> 元の文書:
━━━━

材料を丸棒に接触させながら加工することで、材料は右に回転することができないので、丸棒が折れないかぎり手が持っていかれる可能性はグッと下がるだろう。材をしっかり固定する対策はホールドダウンクランプ、トグルクランプ、フェンス等でも行えるが、100枚以上加工する予定だったので少しでも手間のかかるものは避けた。
刃が飛来したときの対策
このタイプの木工用ホールソーは使用中に刃が外れると刃が飛来することがあり、自分に向かって飛んできたときの対策のため、フェイスシールドと腕カバーを着用した。基本的に腕カバーは常につけている。フェイスシールドはテーブルソーを使用しているときに着用しているものだ。一度切れっ端しが飛んでいって石膏ボードに突き刺さったのを見て以来着用している。
切断してみるまき
やはり一枚刃より負荷がかかるうえに切断に少し時間はかかるものの、思ったほどではなかった。ストッパー代わりをしている丸棒も大いに役立ち、手にそれほど力をいれなくとも短い端材をしっかり固定できた。そのまま、20枚ほどくり抜いたがホールソーの本体や刃に不具合はおきなかった。

━━━━

> 取り組む課題:
**a)** ホールソー加工の記述のうち、「材料を丸棒に接触させながら加」から始まり「たのを見て以来着用している。」で終わる部分を、一字も変えずに出力してください。
**b)** ホールソー加工の記述によると、刃が飛んできたときに備えて何を着用しましたか？
**c)** ホールソー加工の記述を、最後の文の後から書き継いでください。

> データの内容:

━━━━

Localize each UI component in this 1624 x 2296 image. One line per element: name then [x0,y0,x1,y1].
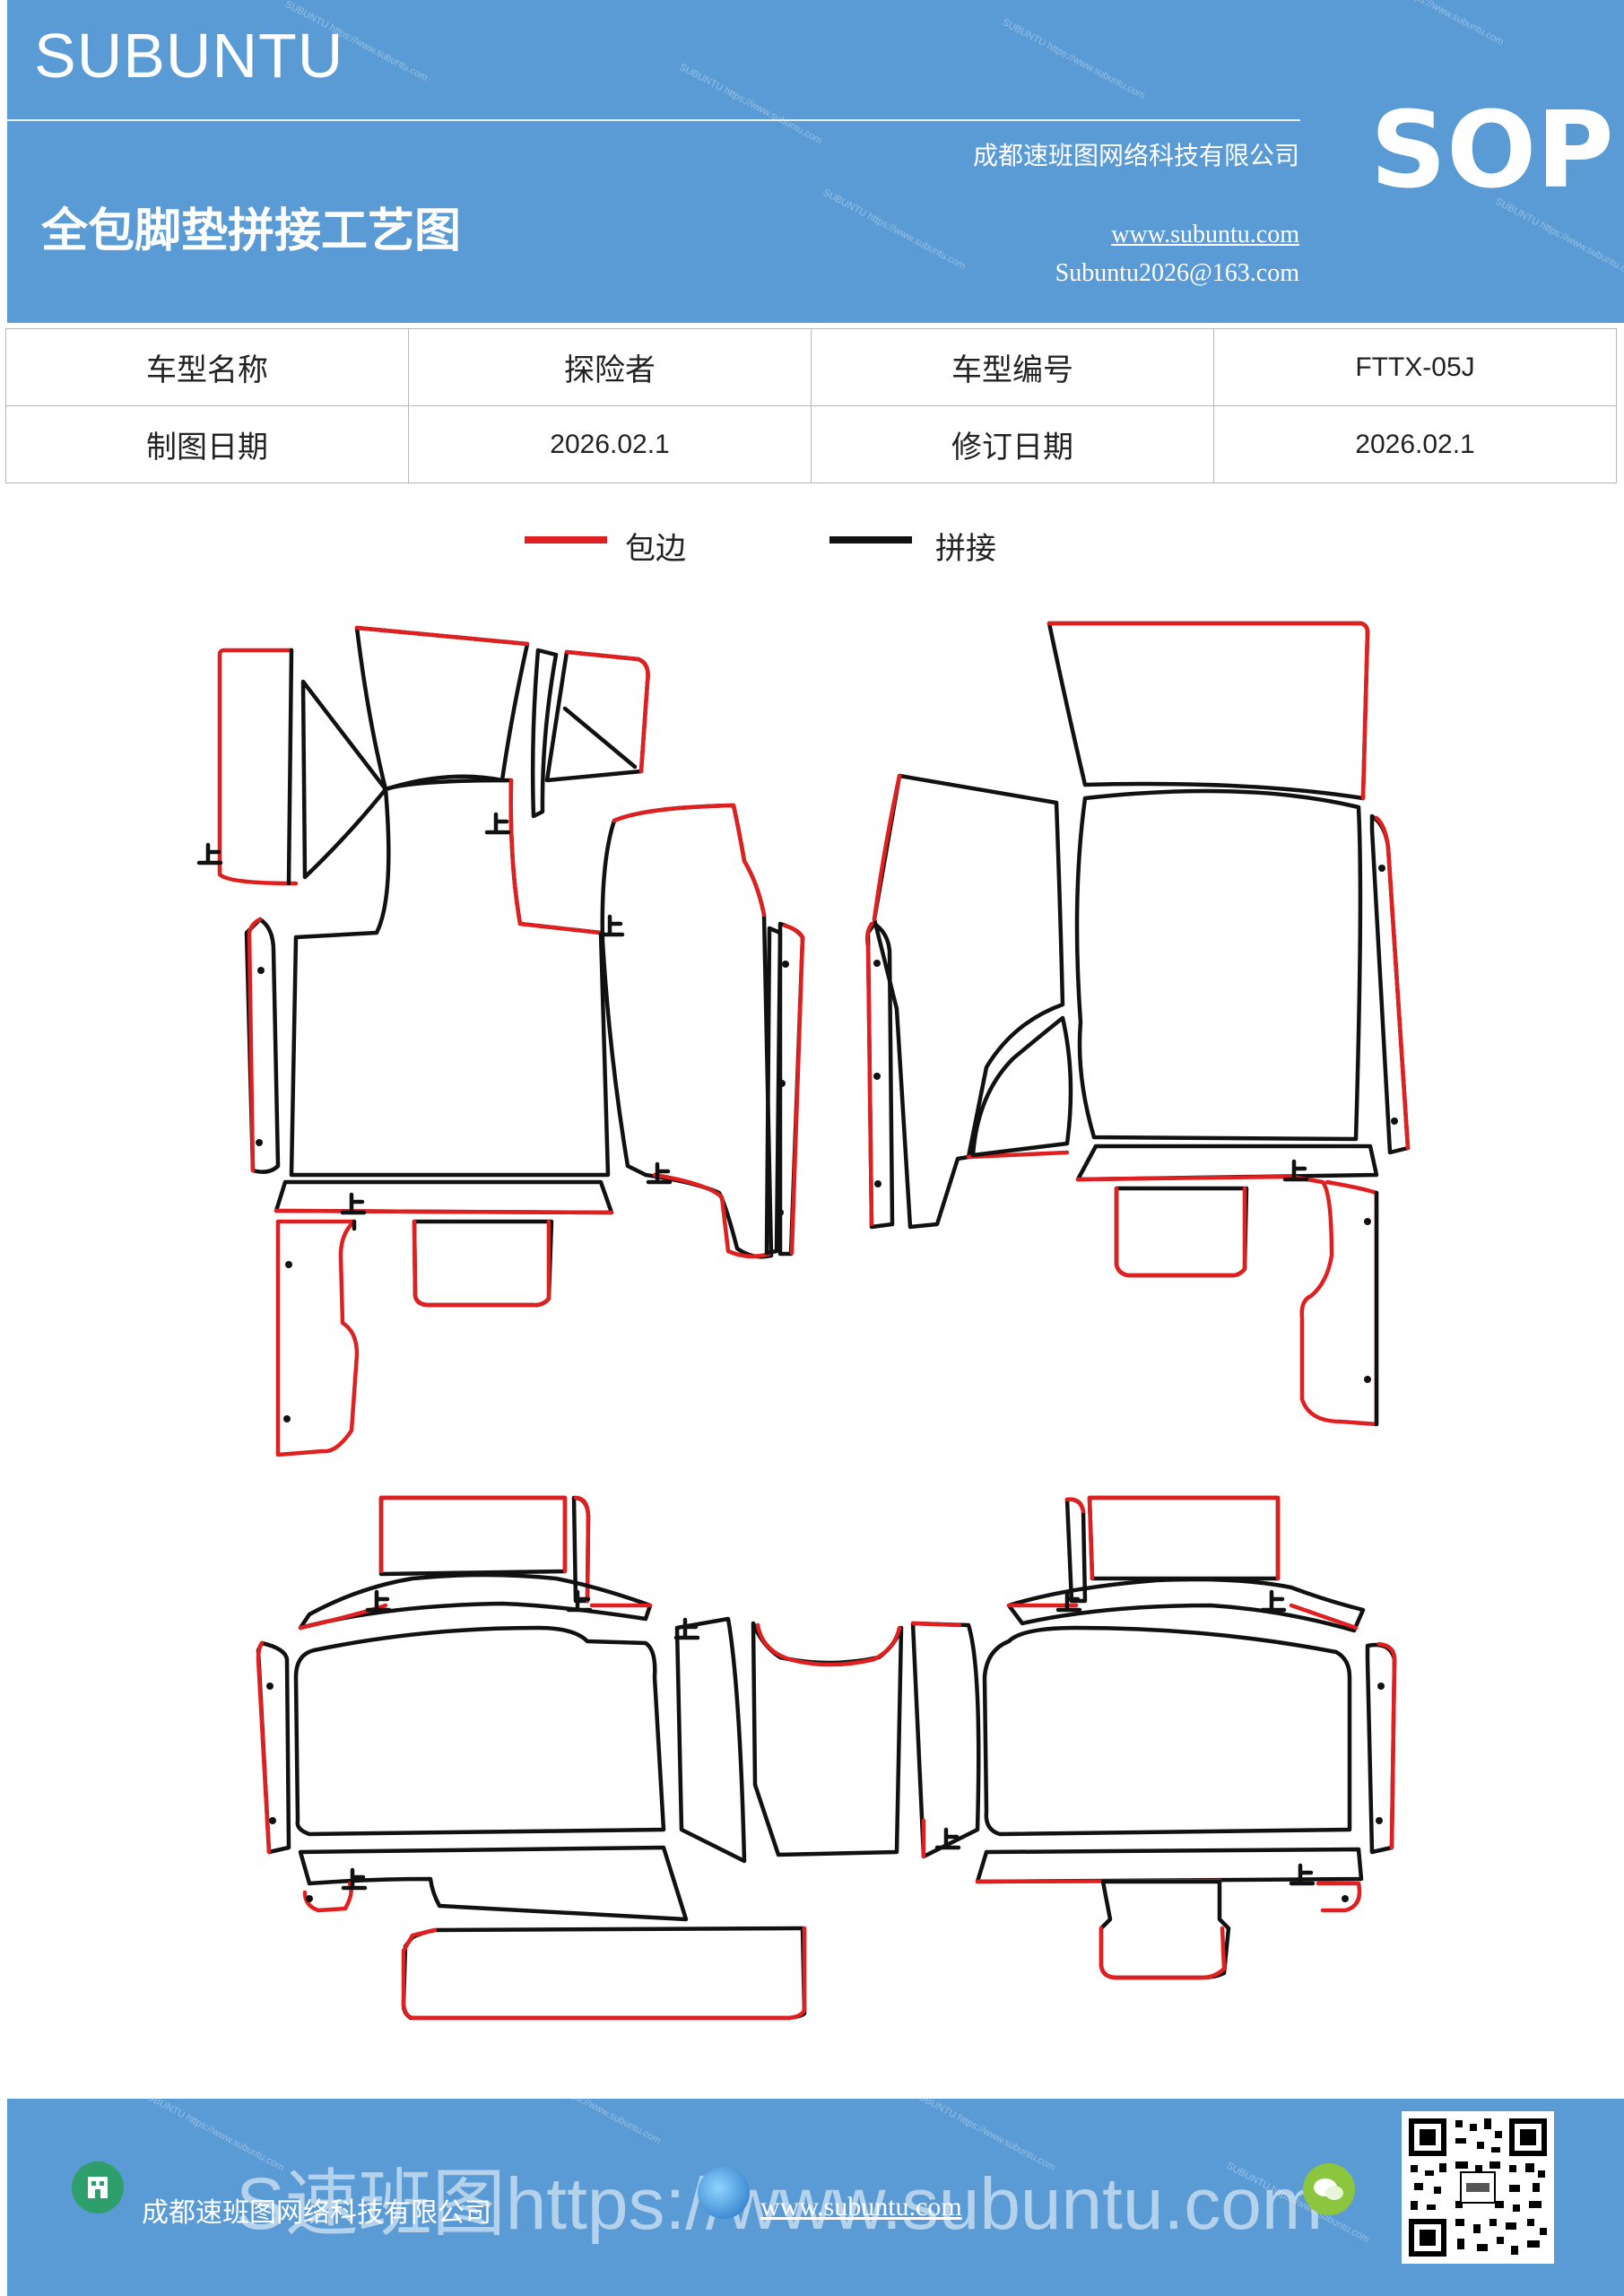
watermark: SUBUNTU https://www.subuntu.com [1000,16,1147,102]
mat-piece [217,648,299,886]
qr-code[interactable] [1402,2111,1554,2264]
globe-icon [698,2167,750,2219]
revise-date-label: 修订日期 [811,405,1214,483]
page-title: 全包脚垫拼接工艺图 [41,204,462,258]
model-code-value: FTTX-05J [1213,328,1617,406]
model-name-value: 探险者 [408,328,812,406]
page-footer: SUBUNTU https://www.subuntu.com SUBUNTU … [7,2099,1624,2296]
table-row: 车型名称 探险者 车型编号 FTTX-05J [5,328,1617,406]
revise-date-value: 2026.02.1 [1213,405,1617,483]
model-code-label: 车型编号 [811,328,1214,406]
legend-label-binding: 包边 [625,531,686,567]
legend-label-splice: 拼接 [935,531,996,567]
sop-badge: SOP [1370,88,1614,212]
passenger-mat-group [864,621,1411,1427]
draw-date-value: 2026.02.1 [408,405,812,483]
model-name-label: 车型名称 [5,328,409,406]
mat-piece [293,1625,666,1837]
header-divider [7,119,1300,121]
company-name: 成都速班图网络科技有限公司 [972,141,1299,170]
website-link[interactable]: www.subuntu.com [1111,221,1299,248]
mat-piece [300,679,388,880]
legend-black-line [829,536,912,544]
watermark: SUBUNTU https://www.subuntu.com [677,61,824,147]
rear-center-mat-group [751,1621,981,1859]
draw-date-label: 制图日期 [5,405,409,483]
email-address[interactable]: Subuntu2026@163.com [1055,259,1299,287]
table-row: 制图日期 2026.02.1 修订日期 2026.02.1 [5,405,1617,483]
rear-right-mat-group [975,1495,1397,1980]
legend-red-line [525,536,607,544]
watermark: SUBUNTU https://www.subuntu.com [516,2099,663,2147]
footer-website-link[interactable]: www.subuntu.com [760,2192,962,2222]
vehicle-info-table: 车型名称 探险者 车型编号 FTTX-05J 制图日期 2026.02.1 修订… [5,328,1617,483]
mat-piece [289,778,611,1178]
floor-mat-diagram [0,621,1411,2021]
brand-name: SUBUNTU [34,21,344,91]
page-header: SUBUNTU https://www.subuntu.com SUBUNTU … [7,0,1624,323]
watermark: SUBUNTU https://www.subuntu.com [821,187,968,273]
wechat-icon[interactable] [1303,2163,1355,2215]
driver-mat-group [199,625,805,1457]
rear-left-mat-group [256,1495,807,2021]
mat-piece [1074,788,1363,1142]
watermark-url: S速班图https://www.subuntu.com [236,2163,1324,2245]
footer-company-name: 成都速班图网络科技有限公司 [142,2197,491,2229]
watermark: SUBUNTU https://www.subuntu.com [1359,0,1506,48]
mat-piece [982,1625,1352,1837]
building-icon [72,2161,124,2213]
legend: 包边 拼接 [0,520,1624,574]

━━━━

> 期待される結果:
**a)**
材料を丸棒に接触させながら加工することで、材料は右に回転することができないので、丸棒が折れないかぎり手が持っていかれる可能性はグッと下がるだろう。材をしっかり固定する対策はホールドダウンクランプ、トグルクランプ、フェンス等でも行えるが、100枚以上加工する予定だったので少しでも手間のかかるものは避けた。
刃が飛来したときの対策
このタイプの木工用ホールソーは使用中に刃が外れると刃が飛来することがあり、自分に向かって飛んできたときの対策のため、フェイスシールドと腕カバーを着用した。基本的に腕カバーは常につけている。フェイスシールドはテーブルソーを使用しているときに着用しているものだ。一度切れっ端しが飛んでいって石膏ボードに突き刺さったのを見て以来着用している。

**b)** フェイスシールドと腕カバーです。

**c)**
イカリングができあがった
ホールソーに2枚の刃を取り付けると想像していた通り、木をドーナツ状(以降イカリング)に切り抜くことができた。ただし、表面から一気に貫通させてしまうとイカリングが刃と刃のあいだに挟まり、それを取りだすのに刃を取り外す手間がかかった。そこで、板の厚みの半分ほど切断してからひっくり返して切断したが、外側と内側の真ん中あたりに目立つバリが発生。
外側のバリ取り+研磨
ひとつひとつ手作業で研磨すると頭が沸いてしまうほど時間と労力がかかるため、効率化を測るためにドリルドライバーのドリルチャックにイカリングを差し込んで研磨。イカリングがゆるくて抜け落ちてしまう場合はドリルチャックにテープを貼って直径を微調整。動画や画像では養生用の紙テープを貼っているが、滑りにくいビニールテープのほうがよかった。なお真ん中に発生したバリは金属製のヤスリをつかえばすぐに除去できた(動画で使用しているものはタジマのドレッサー)。紙ペーパだと#60~80から始めたほうがよさそうだ。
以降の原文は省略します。